»»
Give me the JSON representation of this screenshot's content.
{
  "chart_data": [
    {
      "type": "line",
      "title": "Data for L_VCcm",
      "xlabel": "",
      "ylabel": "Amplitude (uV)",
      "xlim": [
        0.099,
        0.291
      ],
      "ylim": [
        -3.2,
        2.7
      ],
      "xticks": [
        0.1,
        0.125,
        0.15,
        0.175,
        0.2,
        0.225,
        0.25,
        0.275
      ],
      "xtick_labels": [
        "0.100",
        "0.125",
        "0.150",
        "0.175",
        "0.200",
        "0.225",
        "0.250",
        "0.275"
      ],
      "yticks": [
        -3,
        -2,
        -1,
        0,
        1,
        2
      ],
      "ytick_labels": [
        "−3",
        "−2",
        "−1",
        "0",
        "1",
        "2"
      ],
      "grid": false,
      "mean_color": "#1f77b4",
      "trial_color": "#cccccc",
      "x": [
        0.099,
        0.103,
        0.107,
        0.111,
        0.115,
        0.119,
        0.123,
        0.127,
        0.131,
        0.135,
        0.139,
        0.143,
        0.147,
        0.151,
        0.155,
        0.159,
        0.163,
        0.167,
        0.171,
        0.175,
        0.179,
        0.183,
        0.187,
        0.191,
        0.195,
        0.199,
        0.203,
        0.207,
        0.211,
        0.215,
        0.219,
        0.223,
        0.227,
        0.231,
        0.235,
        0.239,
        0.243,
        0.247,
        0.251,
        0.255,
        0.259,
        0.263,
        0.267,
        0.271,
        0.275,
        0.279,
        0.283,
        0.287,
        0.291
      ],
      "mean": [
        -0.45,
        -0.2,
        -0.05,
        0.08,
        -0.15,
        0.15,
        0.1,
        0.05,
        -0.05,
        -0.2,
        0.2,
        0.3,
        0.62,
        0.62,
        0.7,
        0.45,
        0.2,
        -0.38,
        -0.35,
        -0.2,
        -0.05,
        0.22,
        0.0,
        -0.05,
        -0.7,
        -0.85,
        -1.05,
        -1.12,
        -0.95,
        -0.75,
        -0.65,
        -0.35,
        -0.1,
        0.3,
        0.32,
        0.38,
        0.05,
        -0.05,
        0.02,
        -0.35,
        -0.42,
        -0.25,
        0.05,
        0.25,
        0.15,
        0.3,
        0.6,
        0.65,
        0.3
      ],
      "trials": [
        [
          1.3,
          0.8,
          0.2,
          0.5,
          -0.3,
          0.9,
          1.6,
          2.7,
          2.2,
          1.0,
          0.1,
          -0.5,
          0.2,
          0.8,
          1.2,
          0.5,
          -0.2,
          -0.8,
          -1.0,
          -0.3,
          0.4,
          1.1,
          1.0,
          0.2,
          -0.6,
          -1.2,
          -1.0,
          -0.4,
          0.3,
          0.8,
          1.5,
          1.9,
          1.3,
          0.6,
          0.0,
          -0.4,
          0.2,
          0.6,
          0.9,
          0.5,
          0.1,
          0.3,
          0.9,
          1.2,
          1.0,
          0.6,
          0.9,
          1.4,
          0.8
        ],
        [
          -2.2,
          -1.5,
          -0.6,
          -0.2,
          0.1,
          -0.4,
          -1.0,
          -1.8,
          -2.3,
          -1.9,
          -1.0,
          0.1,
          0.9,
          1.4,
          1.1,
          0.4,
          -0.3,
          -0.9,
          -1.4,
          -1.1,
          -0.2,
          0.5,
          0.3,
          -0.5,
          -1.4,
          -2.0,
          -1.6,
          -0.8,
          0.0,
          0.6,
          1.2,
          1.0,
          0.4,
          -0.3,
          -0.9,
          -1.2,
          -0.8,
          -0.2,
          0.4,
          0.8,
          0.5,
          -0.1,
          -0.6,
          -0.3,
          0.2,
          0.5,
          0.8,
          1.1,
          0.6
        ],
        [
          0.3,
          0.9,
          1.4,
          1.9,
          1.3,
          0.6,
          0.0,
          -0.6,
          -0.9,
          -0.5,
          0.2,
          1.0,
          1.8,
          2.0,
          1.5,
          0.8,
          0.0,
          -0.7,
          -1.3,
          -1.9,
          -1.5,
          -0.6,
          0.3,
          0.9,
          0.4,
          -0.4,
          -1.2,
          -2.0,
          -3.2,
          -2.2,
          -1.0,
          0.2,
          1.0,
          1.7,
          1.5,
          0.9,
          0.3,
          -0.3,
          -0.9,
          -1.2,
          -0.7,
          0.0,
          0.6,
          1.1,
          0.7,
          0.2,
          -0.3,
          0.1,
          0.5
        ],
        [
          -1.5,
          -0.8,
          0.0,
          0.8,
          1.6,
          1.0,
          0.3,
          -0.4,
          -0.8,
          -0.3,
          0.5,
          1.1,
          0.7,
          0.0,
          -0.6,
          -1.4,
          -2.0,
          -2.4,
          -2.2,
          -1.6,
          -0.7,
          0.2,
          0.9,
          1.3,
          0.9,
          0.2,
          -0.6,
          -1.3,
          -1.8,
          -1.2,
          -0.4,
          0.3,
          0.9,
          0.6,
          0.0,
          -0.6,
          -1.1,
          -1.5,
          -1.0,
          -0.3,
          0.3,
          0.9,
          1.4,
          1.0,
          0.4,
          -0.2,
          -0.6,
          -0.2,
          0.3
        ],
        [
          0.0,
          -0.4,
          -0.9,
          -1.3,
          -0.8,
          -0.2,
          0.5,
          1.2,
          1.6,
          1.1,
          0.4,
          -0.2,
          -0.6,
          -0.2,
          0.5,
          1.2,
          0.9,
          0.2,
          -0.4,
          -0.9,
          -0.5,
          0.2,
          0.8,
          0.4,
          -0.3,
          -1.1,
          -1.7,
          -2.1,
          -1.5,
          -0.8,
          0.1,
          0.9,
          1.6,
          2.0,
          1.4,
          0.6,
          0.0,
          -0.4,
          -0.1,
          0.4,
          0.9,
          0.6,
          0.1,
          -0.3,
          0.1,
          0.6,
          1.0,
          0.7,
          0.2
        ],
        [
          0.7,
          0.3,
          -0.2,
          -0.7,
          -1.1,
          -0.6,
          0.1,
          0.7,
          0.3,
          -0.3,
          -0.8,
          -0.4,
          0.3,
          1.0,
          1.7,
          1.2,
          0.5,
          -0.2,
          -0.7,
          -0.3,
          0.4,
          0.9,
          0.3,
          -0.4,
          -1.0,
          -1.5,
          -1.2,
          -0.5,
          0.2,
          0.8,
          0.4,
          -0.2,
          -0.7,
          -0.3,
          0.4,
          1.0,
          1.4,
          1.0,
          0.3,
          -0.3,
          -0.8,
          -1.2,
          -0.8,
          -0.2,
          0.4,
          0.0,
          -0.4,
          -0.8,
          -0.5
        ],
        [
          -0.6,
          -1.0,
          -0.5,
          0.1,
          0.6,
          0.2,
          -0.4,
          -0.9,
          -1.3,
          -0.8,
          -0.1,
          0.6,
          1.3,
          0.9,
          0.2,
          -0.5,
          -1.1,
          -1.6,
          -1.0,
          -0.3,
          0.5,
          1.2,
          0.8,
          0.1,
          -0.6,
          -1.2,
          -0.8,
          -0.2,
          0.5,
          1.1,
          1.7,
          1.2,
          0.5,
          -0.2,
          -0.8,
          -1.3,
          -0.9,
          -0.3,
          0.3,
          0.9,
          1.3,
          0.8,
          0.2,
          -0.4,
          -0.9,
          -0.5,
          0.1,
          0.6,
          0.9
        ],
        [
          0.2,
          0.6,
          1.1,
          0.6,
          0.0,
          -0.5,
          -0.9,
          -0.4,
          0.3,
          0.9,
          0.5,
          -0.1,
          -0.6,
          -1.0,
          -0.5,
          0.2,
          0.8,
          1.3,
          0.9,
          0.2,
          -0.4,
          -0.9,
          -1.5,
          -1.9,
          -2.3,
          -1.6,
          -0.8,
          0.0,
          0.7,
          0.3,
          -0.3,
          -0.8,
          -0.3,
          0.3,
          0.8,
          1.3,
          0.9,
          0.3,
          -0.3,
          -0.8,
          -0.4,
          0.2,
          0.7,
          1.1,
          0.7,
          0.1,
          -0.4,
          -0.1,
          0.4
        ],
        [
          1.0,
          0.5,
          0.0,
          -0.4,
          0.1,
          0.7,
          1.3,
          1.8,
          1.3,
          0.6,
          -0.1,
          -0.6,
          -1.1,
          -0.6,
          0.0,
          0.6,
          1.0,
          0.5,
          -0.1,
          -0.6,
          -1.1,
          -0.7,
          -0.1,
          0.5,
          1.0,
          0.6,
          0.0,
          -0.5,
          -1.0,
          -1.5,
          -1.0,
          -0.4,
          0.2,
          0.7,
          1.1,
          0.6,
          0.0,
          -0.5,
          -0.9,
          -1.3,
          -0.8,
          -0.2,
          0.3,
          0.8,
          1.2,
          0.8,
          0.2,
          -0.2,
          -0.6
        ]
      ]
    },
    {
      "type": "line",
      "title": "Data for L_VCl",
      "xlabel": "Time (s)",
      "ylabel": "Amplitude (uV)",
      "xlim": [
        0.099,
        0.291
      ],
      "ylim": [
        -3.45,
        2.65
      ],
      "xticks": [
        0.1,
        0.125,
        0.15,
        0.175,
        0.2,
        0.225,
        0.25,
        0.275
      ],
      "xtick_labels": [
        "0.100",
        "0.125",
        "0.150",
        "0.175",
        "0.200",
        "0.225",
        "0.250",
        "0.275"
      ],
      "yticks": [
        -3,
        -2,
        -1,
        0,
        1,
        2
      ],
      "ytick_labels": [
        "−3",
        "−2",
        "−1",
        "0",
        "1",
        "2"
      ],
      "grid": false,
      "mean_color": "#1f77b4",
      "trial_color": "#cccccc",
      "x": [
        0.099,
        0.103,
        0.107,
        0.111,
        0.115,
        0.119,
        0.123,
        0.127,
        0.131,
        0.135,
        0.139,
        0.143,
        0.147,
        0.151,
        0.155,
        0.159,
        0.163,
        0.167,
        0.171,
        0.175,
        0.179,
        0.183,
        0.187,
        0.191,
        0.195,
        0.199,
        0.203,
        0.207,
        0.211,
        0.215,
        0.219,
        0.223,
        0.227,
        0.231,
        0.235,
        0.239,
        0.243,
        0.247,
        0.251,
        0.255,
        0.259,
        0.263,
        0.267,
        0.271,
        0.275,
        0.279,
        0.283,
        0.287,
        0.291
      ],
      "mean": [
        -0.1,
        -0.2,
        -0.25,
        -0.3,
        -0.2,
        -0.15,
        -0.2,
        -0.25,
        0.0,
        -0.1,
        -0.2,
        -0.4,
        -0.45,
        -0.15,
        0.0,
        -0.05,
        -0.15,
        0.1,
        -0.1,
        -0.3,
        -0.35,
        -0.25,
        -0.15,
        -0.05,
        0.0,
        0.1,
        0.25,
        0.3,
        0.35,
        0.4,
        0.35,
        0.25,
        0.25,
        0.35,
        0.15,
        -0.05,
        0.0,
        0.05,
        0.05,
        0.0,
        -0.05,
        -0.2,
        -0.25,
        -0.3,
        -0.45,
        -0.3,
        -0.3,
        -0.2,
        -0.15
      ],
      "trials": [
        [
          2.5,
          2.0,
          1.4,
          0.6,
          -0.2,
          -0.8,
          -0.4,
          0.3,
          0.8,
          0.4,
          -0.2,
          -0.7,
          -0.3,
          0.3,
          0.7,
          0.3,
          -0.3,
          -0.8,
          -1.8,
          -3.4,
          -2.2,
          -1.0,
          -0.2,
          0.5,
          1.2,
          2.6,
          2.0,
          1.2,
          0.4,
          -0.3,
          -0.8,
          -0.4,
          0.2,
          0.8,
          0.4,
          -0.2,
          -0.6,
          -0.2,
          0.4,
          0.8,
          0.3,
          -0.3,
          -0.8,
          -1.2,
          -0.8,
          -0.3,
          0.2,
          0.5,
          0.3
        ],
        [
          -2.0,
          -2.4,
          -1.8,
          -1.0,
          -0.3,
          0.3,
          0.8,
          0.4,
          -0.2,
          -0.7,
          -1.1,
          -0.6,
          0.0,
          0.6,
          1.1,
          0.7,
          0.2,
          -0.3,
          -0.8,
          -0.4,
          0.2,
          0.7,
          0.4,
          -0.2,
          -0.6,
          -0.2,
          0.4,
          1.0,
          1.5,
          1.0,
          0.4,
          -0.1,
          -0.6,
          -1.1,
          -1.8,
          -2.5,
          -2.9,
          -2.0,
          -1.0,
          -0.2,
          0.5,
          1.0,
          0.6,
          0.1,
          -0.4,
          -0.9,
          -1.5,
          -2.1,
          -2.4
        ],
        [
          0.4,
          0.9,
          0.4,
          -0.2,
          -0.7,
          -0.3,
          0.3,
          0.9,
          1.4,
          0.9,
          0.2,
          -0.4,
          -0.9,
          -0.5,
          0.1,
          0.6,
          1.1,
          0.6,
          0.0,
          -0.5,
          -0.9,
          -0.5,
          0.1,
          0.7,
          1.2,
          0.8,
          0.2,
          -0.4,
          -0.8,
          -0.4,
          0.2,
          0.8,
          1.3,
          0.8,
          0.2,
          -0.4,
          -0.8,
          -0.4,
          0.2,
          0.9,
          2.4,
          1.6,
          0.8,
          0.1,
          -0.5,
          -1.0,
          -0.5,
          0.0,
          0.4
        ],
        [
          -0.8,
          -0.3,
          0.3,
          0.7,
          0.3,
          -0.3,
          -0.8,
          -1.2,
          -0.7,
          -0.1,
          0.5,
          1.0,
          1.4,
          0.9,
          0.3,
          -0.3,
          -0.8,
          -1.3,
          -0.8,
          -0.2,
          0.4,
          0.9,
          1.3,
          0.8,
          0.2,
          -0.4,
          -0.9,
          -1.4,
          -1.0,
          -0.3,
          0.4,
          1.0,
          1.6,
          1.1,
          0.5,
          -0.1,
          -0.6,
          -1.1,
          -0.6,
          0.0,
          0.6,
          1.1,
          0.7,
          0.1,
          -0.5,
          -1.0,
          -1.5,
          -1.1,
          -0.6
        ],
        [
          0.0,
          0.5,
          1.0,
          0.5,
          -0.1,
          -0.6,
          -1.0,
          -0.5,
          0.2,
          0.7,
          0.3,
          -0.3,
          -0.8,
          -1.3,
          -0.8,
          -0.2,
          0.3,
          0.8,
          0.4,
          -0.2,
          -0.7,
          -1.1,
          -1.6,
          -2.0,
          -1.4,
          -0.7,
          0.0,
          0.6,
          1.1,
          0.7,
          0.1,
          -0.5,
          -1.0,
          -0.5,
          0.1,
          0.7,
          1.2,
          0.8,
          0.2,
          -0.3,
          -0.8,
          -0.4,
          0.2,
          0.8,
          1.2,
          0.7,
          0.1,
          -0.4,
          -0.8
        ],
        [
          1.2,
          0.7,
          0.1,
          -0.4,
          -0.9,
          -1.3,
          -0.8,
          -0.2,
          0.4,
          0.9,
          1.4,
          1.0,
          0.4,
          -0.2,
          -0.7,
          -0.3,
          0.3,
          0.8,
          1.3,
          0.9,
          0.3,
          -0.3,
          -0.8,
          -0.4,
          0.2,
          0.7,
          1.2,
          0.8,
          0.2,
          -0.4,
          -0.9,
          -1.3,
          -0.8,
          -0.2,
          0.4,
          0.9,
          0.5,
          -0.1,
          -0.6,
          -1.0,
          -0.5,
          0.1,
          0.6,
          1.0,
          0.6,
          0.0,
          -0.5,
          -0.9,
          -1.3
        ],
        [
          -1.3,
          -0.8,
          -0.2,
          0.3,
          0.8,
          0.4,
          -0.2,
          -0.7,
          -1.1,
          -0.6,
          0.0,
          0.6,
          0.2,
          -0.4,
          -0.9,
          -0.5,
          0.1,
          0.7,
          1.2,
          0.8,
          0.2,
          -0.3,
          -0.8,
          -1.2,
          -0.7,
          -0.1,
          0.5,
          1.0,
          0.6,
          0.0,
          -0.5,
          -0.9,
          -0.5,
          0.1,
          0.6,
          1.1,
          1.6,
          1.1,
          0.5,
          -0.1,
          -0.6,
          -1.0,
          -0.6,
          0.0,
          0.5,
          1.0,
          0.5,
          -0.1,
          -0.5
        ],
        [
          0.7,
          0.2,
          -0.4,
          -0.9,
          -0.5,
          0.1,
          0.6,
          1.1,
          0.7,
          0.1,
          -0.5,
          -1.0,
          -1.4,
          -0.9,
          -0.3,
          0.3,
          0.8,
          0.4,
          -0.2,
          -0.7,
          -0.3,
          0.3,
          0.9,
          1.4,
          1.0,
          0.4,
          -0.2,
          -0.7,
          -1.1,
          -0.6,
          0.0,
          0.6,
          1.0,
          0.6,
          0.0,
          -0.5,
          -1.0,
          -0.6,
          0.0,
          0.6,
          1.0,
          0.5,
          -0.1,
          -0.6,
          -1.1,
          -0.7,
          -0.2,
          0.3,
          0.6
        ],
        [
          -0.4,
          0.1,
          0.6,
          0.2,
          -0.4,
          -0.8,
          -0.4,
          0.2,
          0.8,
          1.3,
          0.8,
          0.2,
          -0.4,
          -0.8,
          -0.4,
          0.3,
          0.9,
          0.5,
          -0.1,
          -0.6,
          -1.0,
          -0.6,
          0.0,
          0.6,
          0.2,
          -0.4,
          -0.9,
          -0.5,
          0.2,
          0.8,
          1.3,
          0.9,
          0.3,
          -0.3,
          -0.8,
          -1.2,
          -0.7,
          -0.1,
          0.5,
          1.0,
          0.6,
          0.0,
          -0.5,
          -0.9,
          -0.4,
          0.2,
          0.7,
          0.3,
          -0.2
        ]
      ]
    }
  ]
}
««
What needs to be done:
In the material above, how many lines hold the word "title"? Say only the number.

Result for this task:
2